* Dataset rows:
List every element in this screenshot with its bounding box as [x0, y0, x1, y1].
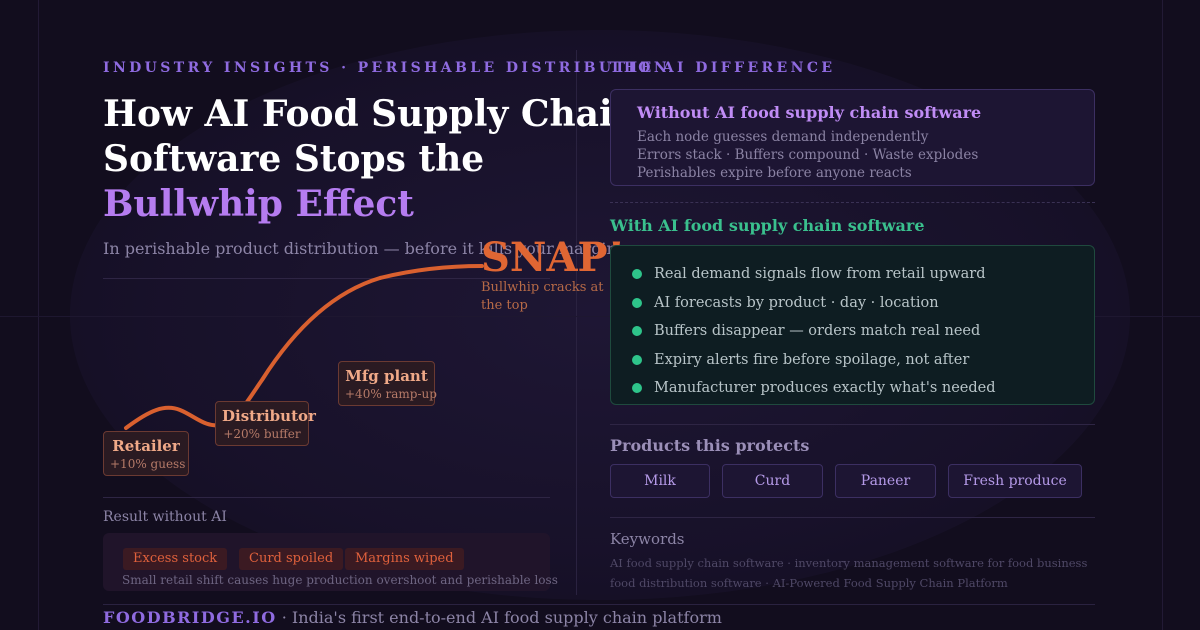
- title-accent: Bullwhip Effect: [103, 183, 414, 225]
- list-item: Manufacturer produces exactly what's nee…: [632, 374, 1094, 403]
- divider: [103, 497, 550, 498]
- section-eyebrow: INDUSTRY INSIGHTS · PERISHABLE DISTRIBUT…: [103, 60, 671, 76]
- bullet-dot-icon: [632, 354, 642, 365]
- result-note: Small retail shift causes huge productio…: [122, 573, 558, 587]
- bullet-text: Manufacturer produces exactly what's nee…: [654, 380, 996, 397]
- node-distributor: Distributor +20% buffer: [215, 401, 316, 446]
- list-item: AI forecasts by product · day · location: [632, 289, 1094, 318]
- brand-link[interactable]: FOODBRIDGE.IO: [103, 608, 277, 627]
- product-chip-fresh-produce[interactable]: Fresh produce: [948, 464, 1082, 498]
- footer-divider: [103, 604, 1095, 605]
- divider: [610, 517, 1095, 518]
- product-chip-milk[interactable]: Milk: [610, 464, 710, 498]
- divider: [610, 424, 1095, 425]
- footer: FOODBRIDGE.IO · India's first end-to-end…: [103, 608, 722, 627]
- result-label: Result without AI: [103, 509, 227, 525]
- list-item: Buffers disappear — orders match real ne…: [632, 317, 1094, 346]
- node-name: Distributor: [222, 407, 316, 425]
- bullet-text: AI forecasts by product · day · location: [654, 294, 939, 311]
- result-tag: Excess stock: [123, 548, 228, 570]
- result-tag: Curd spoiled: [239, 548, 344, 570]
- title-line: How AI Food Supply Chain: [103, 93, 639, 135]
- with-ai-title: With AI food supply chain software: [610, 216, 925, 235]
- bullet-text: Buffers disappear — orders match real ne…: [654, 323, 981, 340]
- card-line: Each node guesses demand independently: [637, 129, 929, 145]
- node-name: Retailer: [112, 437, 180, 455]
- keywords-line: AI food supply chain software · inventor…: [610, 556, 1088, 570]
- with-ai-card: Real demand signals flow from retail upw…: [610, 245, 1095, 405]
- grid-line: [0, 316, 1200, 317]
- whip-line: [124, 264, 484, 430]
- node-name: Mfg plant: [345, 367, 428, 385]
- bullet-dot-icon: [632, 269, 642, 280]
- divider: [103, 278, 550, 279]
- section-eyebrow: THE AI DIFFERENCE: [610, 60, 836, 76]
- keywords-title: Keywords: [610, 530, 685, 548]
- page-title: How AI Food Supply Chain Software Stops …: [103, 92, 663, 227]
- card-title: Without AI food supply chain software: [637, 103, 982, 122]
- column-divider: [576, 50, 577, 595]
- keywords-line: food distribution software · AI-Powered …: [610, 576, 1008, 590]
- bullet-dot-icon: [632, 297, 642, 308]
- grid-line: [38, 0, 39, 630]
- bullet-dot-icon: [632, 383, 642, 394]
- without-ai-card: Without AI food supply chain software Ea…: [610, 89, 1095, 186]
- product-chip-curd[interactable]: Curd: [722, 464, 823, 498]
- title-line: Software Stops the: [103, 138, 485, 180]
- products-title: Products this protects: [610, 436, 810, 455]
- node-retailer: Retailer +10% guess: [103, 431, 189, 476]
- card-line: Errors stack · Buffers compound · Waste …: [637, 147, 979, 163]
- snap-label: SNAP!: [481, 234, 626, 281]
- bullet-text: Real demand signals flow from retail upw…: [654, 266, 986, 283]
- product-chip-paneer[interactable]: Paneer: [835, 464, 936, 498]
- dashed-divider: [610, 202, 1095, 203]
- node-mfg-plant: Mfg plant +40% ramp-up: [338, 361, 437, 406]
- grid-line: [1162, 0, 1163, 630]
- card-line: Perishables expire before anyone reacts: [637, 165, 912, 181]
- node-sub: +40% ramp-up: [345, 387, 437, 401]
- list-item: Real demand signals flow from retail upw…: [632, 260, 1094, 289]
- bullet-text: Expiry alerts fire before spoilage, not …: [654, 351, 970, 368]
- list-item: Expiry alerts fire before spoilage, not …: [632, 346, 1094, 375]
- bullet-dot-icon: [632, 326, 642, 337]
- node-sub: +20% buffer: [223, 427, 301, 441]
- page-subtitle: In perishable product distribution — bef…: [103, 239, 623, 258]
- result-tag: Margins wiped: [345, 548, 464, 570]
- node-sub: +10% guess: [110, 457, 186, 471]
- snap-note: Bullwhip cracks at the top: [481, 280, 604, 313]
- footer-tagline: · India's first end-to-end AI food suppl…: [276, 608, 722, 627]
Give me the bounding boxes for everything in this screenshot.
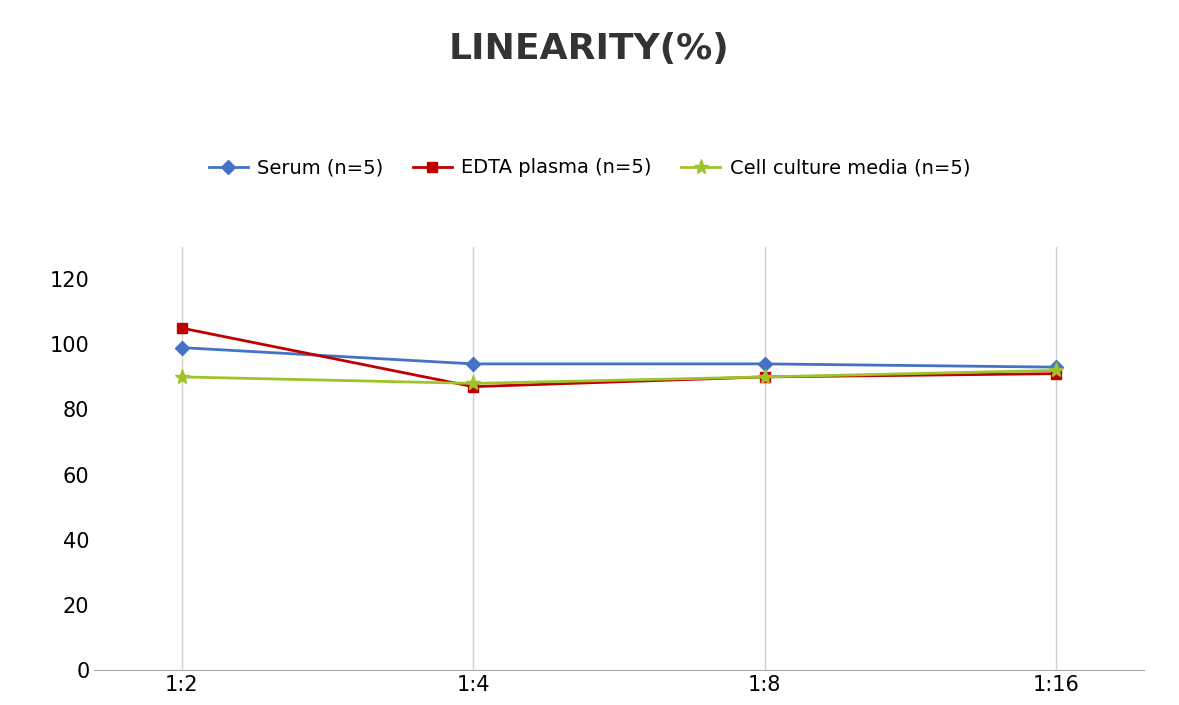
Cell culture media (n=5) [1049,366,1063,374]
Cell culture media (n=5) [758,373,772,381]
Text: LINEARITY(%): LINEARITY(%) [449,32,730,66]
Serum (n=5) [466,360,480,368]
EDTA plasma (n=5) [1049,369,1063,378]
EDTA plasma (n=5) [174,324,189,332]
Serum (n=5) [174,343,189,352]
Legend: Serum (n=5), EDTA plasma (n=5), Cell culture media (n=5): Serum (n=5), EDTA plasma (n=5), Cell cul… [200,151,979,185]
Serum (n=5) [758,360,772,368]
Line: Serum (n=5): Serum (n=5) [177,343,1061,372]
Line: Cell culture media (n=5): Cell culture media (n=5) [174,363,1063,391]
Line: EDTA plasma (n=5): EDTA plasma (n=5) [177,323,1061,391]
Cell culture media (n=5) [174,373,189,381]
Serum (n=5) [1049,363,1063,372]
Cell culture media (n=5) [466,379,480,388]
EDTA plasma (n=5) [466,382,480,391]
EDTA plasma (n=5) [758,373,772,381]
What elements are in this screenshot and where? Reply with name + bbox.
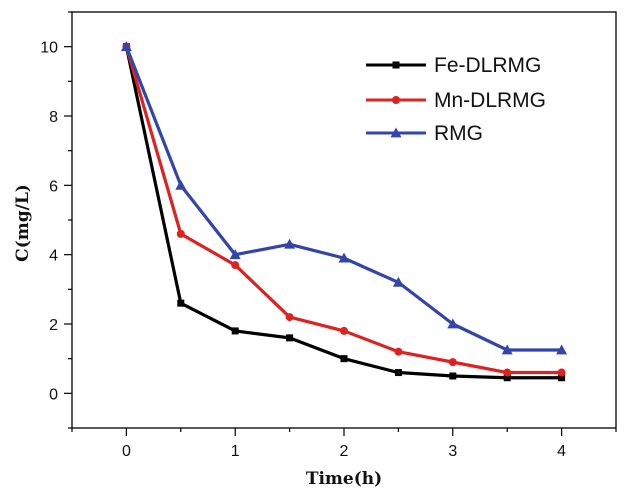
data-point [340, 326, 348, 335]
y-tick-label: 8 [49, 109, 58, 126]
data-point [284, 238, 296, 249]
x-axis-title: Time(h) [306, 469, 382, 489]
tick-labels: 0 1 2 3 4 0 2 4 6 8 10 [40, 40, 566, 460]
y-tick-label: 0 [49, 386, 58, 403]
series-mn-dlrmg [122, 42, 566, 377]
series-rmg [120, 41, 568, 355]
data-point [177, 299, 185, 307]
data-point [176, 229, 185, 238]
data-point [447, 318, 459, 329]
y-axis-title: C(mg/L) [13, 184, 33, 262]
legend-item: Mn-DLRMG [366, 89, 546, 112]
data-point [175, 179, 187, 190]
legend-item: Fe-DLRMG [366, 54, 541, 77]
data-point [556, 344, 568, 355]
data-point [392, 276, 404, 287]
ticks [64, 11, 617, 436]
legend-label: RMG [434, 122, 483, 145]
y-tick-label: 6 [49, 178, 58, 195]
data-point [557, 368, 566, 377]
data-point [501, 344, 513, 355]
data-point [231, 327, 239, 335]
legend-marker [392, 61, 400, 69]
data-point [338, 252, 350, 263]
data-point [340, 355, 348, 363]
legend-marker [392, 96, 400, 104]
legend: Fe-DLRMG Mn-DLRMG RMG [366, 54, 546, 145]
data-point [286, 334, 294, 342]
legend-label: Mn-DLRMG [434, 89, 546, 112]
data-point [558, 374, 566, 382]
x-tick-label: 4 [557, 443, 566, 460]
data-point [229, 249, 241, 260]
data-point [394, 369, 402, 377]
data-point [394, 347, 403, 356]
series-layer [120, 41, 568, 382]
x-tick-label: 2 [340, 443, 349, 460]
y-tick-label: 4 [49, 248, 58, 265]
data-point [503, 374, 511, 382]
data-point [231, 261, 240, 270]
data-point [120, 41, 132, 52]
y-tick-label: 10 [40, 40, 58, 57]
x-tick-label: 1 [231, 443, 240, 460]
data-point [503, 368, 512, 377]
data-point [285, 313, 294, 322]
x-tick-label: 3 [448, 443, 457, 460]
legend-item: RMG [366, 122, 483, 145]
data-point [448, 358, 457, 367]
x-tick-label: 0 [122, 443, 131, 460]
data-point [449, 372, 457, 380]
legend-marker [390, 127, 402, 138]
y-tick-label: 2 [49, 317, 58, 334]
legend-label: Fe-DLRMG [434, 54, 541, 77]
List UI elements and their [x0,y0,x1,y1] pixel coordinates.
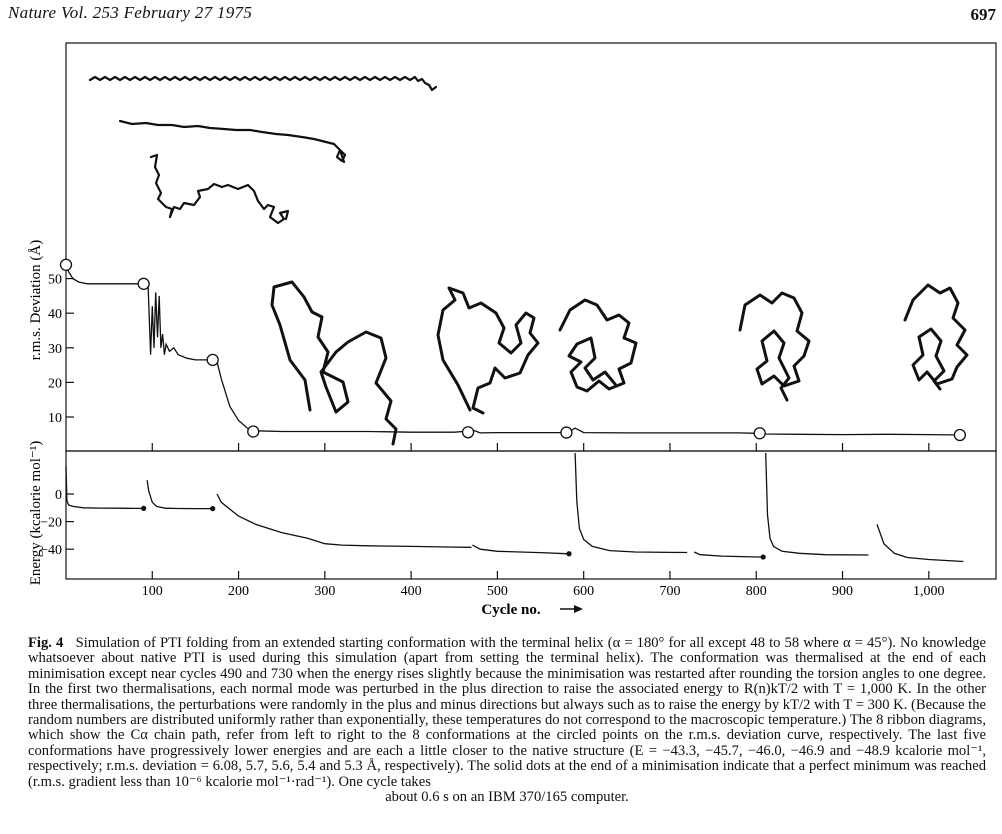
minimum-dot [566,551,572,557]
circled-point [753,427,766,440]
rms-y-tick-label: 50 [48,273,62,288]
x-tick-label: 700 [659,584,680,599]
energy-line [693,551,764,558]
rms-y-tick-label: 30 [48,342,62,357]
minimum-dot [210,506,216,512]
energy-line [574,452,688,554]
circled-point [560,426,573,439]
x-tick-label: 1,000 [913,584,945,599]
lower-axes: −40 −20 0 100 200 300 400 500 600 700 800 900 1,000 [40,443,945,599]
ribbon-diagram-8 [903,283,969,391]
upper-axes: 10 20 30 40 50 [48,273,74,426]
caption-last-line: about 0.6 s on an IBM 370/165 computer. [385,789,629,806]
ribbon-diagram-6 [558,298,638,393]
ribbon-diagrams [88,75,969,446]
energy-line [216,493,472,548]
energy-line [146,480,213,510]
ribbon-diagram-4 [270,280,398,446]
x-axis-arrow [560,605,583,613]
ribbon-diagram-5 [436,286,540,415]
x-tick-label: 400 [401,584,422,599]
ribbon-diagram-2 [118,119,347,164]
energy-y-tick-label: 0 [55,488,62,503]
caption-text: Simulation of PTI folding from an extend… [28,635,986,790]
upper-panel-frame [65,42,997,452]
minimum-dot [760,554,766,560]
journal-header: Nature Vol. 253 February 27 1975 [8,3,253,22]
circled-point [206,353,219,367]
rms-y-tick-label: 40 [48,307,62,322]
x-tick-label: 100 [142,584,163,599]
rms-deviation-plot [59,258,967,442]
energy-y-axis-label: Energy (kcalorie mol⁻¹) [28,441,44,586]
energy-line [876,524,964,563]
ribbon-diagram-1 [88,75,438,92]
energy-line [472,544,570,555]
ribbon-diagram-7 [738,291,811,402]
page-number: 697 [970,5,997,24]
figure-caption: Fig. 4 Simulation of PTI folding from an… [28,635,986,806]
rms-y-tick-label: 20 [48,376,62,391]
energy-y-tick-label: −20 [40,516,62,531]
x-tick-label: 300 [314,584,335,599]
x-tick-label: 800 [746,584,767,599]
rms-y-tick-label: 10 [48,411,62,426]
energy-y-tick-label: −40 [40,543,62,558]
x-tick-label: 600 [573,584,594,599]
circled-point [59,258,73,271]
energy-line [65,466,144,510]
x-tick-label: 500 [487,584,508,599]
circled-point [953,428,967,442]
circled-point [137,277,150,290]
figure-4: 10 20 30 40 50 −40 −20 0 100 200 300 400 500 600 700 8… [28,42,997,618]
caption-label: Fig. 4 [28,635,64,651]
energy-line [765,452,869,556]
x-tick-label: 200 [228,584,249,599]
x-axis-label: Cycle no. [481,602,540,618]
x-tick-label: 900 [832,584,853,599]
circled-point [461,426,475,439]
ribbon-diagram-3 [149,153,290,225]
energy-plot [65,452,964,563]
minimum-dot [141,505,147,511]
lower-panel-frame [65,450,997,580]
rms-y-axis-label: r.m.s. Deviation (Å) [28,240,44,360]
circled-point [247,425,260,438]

* Given task: Retype the stretch of the data from the line that contains "minimum-dot [566,551,572,557]" through the line that contains "circled-point [560,426,573,439]", including both of those lines.

* Task solution:
minimum-dot [566,551,572,557]
circled-point [753,427,766,440]
rms-y-tick-label: 50 [48,273,62,288]
x-tick-label: 700 [659,584,680,599]
energy-line [693,551,764,558]
rms-y-tick-label: 30 [48,342,62,357]
minimum-dot [210,506,216,512]
energy-line [574,452,688,554]
circled-point [560,426,573,439]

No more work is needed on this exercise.